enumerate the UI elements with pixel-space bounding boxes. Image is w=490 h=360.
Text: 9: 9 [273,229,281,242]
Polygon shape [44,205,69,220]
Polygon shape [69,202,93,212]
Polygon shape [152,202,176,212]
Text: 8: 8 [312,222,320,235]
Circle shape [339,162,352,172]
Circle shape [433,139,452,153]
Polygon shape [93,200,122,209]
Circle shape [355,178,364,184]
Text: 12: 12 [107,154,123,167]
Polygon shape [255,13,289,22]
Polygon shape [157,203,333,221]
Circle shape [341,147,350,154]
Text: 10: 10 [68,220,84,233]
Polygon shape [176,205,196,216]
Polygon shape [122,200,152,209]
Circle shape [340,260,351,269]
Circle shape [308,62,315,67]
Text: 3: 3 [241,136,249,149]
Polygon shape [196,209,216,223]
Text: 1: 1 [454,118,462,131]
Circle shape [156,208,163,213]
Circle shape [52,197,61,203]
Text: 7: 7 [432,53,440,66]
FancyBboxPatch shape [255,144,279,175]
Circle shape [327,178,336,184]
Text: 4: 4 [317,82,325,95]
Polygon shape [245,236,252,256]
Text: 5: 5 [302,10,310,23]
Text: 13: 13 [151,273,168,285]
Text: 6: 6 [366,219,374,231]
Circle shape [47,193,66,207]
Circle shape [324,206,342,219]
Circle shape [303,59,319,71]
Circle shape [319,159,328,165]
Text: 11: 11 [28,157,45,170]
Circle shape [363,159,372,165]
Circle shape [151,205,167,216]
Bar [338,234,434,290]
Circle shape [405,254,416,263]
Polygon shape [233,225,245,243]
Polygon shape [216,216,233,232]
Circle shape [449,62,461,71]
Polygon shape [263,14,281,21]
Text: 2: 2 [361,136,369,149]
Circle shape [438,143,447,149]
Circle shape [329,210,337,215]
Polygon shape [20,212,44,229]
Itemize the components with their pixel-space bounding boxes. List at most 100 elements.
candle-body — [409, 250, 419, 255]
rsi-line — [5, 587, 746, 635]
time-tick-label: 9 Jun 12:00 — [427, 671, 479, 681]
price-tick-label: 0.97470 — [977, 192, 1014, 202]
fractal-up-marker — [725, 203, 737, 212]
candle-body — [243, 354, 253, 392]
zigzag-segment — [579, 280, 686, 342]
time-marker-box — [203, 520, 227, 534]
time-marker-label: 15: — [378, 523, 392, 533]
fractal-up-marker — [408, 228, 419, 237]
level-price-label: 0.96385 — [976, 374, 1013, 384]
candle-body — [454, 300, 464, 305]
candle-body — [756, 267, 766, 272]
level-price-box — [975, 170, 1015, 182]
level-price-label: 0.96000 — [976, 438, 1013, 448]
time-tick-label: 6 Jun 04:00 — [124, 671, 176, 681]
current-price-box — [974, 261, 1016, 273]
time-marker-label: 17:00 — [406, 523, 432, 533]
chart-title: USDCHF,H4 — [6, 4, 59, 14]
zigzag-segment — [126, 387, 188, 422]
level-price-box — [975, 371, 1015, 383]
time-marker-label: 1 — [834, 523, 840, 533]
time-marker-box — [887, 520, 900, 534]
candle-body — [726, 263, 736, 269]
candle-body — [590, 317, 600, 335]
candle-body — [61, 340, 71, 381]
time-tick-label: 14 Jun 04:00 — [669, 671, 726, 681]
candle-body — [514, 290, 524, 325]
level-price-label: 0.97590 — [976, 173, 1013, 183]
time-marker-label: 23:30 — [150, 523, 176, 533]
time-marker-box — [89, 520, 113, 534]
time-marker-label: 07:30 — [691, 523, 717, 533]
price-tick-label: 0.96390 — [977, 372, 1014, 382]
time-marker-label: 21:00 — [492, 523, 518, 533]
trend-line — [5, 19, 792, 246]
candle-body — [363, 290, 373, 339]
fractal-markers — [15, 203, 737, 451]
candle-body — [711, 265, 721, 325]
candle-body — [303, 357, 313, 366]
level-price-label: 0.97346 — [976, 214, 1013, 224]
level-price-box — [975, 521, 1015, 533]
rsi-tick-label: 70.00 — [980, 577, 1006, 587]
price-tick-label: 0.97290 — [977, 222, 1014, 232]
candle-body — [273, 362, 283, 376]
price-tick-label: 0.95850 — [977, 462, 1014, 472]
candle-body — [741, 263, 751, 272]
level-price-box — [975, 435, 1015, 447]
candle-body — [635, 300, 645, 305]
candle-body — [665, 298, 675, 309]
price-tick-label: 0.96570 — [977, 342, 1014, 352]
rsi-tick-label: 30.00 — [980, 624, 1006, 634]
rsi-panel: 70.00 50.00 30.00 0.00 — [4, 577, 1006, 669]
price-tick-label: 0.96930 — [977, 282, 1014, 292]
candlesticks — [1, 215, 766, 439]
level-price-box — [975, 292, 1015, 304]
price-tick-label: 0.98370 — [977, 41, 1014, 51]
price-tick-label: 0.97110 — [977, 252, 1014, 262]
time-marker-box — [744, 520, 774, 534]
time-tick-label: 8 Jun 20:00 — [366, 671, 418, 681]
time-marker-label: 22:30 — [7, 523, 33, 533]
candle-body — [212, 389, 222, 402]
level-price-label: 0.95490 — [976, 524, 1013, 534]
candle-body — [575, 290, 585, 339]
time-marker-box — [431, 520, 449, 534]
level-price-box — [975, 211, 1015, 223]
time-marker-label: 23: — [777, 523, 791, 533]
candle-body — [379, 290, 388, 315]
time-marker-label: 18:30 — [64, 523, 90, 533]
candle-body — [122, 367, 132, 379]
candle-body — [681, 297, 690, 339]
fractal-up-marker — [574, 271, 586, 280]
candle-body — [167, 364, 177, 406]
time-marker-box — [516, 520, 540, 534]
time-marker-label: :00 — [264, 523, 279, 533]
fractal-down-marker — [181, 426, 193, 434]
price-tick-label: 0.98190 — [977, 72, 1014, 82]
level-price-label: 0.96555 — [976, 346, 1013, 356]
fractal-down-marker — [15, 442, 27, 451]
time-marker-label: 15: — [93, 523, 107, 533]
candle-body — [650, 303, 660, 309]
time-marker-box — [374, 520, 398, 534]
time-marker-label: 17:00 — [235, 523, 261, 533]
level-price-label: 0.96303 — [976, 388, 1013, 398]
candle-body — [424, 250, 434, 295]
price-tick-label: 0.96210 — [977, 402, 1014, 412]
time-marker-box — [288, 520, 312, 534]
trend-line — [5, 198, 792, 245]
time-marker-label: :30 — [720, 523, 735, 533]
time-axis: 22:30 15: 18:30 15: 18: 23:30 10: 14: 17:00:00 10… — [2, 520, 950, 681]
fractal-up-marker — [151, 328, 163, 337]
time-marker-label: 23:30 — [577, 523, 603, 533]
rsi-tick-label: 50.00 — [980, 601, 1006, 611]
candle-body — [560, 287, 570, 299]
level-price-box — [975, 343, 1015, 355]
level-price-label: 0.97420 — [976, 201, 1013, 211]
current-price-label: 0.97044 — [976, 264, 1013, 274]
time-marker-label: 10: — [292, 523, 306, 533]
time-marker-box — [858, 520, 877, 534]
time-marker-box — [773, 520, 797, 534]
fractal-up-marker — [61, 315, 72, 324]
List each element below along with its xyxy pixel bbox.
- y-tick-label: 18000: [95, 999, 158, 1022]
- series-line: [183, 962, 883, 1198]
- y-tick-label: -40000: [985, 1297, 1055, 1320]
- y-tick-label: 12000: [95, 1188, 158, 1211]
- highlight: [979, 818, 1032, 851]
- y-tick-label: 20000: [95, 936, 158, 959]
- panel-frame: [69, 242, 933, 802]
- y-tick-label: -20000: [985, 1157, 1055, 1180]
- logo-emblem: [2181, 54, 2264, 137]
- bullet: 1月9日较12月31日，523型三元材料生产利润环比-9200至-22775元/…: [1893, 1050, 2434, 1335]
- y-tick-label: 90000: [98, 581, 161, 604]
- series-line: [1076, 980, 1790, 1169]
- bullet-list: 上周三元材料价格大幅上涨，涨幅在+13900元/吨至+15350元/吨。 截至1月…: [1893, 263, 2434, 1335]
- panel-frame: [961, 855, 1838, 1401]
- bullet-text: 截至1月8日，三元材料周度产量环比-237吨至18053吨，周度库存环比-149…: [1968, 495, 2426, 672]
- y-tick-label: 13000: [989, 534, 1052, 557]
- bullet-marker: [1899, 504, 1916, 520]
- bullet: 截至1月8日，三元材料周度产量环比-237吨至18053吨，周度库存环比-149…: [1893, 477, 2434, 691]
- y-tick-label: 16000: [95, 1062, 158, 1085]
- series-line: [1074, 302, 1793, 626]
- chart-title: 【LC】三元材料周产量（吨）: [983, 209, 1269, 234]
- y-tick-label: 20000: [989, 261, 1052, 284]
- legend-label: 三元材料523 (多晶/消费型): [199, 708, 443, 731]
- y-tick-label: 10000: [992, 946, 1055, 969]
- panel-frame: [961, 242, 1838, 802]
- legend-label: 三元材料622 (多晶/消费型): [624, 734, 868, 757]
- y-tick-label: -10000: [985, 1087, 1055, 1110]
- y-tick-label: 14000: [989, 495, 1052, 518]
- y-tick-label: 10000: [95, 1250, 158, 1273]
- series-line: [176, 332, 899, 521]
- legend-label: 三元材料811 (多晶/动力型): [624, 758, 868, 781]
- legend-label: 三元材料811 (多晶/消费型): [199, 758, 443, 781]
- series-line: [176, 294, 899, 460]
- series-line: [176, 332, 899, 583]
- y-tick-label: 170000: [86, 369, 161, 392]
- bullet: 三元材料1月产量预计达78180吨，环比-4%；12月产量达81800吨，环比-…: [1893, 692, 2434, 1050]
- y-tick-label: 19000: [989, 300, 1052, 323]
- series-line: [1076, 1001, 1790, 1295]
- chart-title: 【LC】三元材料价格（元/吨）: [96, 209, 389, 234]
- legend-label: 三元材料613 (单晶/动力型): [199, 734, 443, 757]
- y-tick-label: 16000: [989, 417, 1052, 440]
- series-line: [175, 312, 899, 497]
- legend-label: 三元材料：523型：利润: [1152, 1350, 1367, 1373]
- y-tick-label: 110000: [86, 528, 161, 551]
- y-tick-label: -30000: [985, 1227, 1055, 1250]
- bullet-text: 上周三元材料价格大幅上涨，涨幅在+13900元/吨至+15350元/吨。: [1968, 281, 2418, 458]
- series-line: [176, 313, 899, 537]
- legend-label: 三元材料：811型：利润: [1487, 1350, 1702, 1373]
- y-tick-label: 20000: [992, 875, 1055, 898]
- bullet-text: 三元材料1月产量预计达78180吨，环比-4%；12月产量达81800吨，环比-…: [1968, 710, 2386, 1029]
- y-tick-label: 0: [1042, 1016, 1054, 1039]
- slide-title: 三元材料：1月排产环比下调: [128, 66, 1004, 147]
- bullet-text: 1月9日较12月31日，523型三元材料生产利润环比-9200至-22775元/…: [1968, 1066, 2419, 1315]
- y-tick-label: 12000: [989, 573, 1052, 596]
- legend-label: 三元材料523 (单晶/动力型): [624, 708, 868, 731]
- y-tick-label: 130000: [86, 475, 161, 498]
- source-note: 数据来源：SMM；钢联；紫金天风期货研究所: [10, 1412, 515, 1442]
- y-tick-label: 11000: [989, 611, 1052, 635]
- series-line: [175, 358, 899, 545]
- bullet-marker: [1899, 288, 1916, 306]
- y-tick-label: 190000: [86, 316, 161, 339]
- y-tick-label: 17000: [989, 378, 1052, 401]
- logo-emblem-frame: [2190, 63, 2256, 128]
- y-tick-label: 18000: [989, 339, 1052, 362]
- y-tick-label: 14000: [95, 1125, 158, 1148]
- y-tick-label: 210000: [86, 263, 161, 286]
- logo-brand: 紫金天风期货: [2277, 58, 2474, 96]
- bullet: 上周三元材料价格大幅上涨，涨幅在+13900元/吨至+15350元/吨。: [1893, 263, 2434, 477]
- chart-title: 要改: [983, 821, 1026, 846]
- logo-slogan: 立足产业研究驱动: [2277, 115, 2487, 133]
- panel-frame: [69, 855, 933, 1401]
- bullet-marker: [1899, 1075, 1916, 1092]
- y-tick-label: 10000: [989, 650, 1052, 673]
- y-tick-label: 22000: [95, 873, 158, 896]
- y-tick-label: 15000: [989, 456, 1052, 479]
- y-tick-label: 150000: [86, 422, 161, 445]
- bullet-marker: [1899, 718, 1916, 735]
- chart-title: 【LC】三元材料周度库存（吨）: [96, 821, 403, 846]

__Aim of the task__. Quote the material word for word, starting at its first line and ending at the line containing "candle-body — [409, 250, 419, 255]", including both of those lines.

__Response to this task__.
enumerate the UI elements with pixel-space bounding boxes. Image is w=490 h=360.
Text: 9: 9 [273,229,281,242]
Polygon shape [44,205,69,220]
Polygon shape [69,202,93,212]
Polygon shape [152,202,176,212]
Text: 8: 8 [312,222,320,235]
Circle shape [339,162,352,172]
Circle shape [433,139,452,153]
Polygon shape [93,200,122,209]
Circle shape [355,178,364,184]
Text: 12: 12 [107,154,123,167]
Polygon shape [255,13,289,22]
Polygon shape [157,203,333,221]
Circle shape [341,147,350,154]
Text: 10: 10 [68,220,84,233]
Polygon shape [176,205,196,216]
Polygon shape [122,200,152,209]
Circle shape [340,260,351,269]
Circle shape [308,62,315,67]
Text: 3: 3 [241,136,249,149]
Polygon shape [196,209,216,223]
Text: 1: 1 [454,118,462,131]
Circle shape [156,208,163,213]
Circle shape [52,197,61,203]
Text: 7: 7 [432,53,440,66]
FancyBboxPatch shape [255,144,279,175]
Circle shape [327,178,336,184]
Text: 4: 4 [317,82,325,95]
Polygon shape [245,236,252,256]
Text: 5: 5 [302,10,310,23]
Text: 13: 13 [151,273,168,285]
Text: 6: 6 [366,219,374,231]
Circle shape [47,193,66,207]
Circle shape [324,206,342,219]
Circle shape [303,59,319,71]
Circle shape [319,159,328,165]
Text: 11: 11 [28,157,45,170]
Circle shape [363,159,372,165]
Circle shape [151,205,167,216]
Bar [338,234,434,290]
Circle shape [405,254,416,263]
Polygon shape [233,225,245,243]
Polygon shape [216,216,233,232]
Circle shape [449,62,461,71]
Polygon shape [263,14,281,21]
Text: 2: 2 [361,136,369,149]
Circle shape [438,143,447,149]
Circle shape [329,210,337,215]
Polygon shape [20,212,44,229]
Itemize the components with their pixel-space bounding boxes. List at most 100 elements.
candle-body — [409, 250, 419, 255]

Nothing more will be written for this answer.